##### Records to use #####
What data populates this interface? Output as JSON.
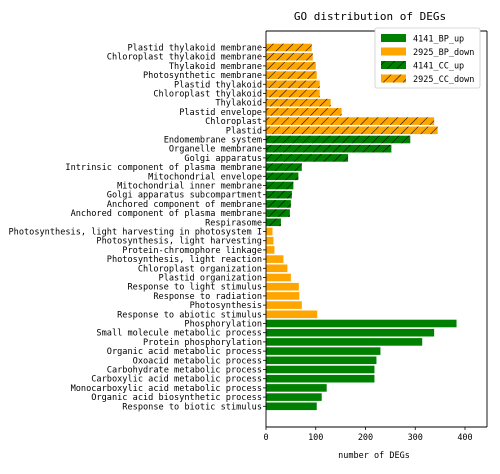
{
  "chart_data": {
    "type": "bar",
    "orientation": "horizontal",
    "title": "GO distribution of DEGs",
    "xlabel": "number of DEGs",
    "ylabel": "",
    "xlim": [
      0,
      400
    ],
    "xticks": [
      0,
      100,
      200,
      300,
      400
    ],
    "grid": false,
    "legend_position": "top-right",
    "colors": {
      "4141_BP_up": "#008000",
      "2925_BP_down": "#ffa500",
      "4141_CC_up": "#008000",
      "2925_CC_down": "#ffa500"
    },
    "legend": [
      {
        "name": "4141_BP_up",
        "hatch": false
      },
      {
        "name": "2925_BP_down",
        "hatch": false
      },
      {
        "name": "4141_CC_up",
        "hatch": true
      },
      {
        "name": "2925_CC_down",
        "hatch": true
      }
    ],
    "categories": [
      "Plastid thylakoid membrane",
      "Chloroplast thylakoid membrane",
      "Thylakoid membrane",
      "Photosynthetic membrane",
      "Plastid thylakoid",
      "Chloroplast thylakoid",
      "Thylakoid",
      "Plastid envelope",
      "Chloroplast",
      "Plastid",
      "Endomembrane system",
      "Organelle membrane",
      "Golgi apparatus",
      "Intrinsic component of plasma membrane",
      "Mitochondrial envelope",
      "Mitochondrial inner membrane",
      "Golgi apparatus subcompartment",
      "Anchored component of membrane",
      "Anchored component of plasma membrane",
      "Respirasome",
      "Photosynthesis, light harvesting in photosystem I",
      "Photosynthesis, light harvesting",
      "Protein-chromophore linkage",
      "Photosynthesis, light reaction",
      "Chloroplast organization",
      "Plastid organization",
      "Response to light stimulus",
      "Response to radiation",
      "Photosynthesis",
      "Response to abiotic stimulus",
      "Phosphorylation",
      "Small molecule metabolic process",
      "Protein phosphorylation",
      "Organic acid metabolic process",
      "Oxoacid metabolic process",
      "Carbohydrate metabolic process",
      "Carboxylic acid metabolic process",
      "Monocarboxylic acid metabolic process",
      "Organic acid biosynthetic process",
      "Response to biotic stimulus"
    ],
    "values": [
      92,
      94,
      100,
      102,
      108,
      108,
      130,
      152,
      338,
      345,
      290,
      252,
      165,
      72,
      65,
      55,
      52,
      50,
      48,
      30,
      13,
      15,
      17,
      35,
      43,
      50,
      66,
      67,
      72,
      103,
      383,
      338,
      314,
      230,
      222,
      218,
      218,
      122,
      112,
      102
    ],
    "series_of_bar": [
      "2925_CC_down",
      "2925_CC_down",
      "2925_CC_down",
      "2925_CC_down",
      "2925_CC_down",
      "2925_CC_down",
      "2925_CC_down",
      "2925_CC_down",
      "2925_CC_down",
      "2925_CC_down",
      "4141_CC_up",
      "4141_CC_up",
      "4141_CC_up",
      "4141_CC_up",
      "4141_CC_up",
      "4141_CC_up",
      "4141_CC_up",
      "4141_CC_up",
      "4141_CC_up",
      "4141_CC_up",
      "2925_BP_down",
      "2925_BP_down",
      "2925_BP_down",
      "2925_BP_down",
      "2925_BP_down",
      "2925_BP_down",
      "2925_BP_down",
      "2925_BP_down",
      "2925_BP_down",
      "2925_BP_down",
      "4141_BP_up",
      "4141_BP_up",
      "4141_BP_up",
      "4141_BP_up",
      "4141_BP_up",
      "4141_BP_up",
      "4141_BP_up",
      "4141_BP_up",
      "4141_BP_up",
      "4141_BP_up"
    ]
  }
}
#####
Directions for this task —
Would you set down the entries exactly as given, minus their pictures?

Answer section —
What data populates this interface? Output as JSON.
{
  "chart_data": {
    "type": "bar",
    "orientation": "horizontal",
    "title": "GO distribution of DEGs",
    "xlabel": "number of DEGs",
    "ylabel": "",
    "xlim": [
      0,
      400
    ],
    "xticks": [
      0,
      100,
      200,
      300,
      400
    ],
    "grid": false,
    "legend_position": "top-right",
    "colors": {
      "4141_BP_up": "#008000",
      "2925_BP_down": "#ffa500",
      "4141_CC_up": "#008000",
      "2925_CC_down": "#ffa500"
    },
    "legend": [
      {
        "name": "4141_BP_up",
        "hatch": false
      },
      {
        "name": "2925_BP_down",
        "hatch": false
      },
      {
        "name": "4141_CC_up",
        "hatch": true
      },
      {
        "name": "2925_CC_down",
        "hatch": true
      }
    ],
    "categories": [
      "Plastid thylakoid membrane",
      "Chloroplast thylakoid membrane",
      "Thylakoid membrane",
      "Photosynthetic membrane",
      "Plastid thylakoid",
      "Chloroplast thylakoid",
      "Thylakoid",
      "Plastid envelope",
      "Chloroplast",
      "Plastid",
      "Endomembrane system",
      "Organelle membrane",
      "Golgi apparatus",
      "Intrinsic component of plasma membrane",
      "Mitochondrial envelope",
      "Mitochondrial inner membrane",
      "Golgi apparatus subcompartment",
      "Anchored component of membrane",
      "Anchored component of plasma membrane",
      "Respirasome",
      "Photosynthesis, light harvesting in photosystem I",
      "Photosynthesis, light harvesting",
      "Protein-chromophore linkage",
      "Photosynthesis, light reaction",
      "Chloroplast organization",
      "Plastid organization",
      "Response to light stimulus",
      "Response to radiation",
      "Photosynthesis",
      "Response to abiotic stimulus",
      "Phosphorylation",
      "Small molecule metabolic process",
      "Protein phosphorylation",
      "Organic acid metabolic process",
      "Oxoacid metabolic process",
      "Carbohydrate metabolic process",
      "Carboxylic acid metabolic process",
      "Monocarboxylic acid metabolic process",
      "Organic acid biosynthetic process",
      "Response to biotic stimulus"
    ],
    "values": [
      92,
      94,
      100,
      102,
      108,
      108,
      130,
      152,
      338,
      345,
      290,
      252,
      165,
      72,
      65,
      55,
      52,
      50,
      48,
      30,
      13,
      15,
      17,
      35,
      43,
      50,
      66,
      67,
      72,
      103,
      383,
      338,
      314,
      230,
      222,
      218,
      218,
      122,
      112,
      102
    ],
    "series_of_bar": [
      "2925_CC_down",
      "2925_CC_down",
      "2925_CC_down",
      "2925_CC_down",
      "2925_CC_down",
      "2925_CC_down",
      "2925_CC_down",
      "2925_CC_down",
      "2925_CC_down",
      "2925_CC_down",
      "4141_CC_up",
      "4141_CC_up",
      "4141_CC_up",
      "4141_CC_up",
      "4141_CC_up",
      "4141_CC_up",
      "4141_CC_up",
      "4141_CC_up",
      "4141_CC_up",
      "4141_CC_up",
      "2925_BP_down",
      "2925_BP_down",
      "2925_BP_down",
      "2925_BP_down",
      "2925_BP_down",
      "2925_BP_down",
      "2925_BP_down",
      "2925_BP_down",
      "2925_BP_down",
      "2925_BP_down",
      "4141_BP_up",
      "4141_BP_up",
      "4141_BP_up",
      "4141_BP_up",
      "4141_BP_up",
      "4141_BP_up",
      "4141_BP_up",
      "4141_BP_up",
      "4141_BP_up",
      "4141_BP_up"
    ]
  }
}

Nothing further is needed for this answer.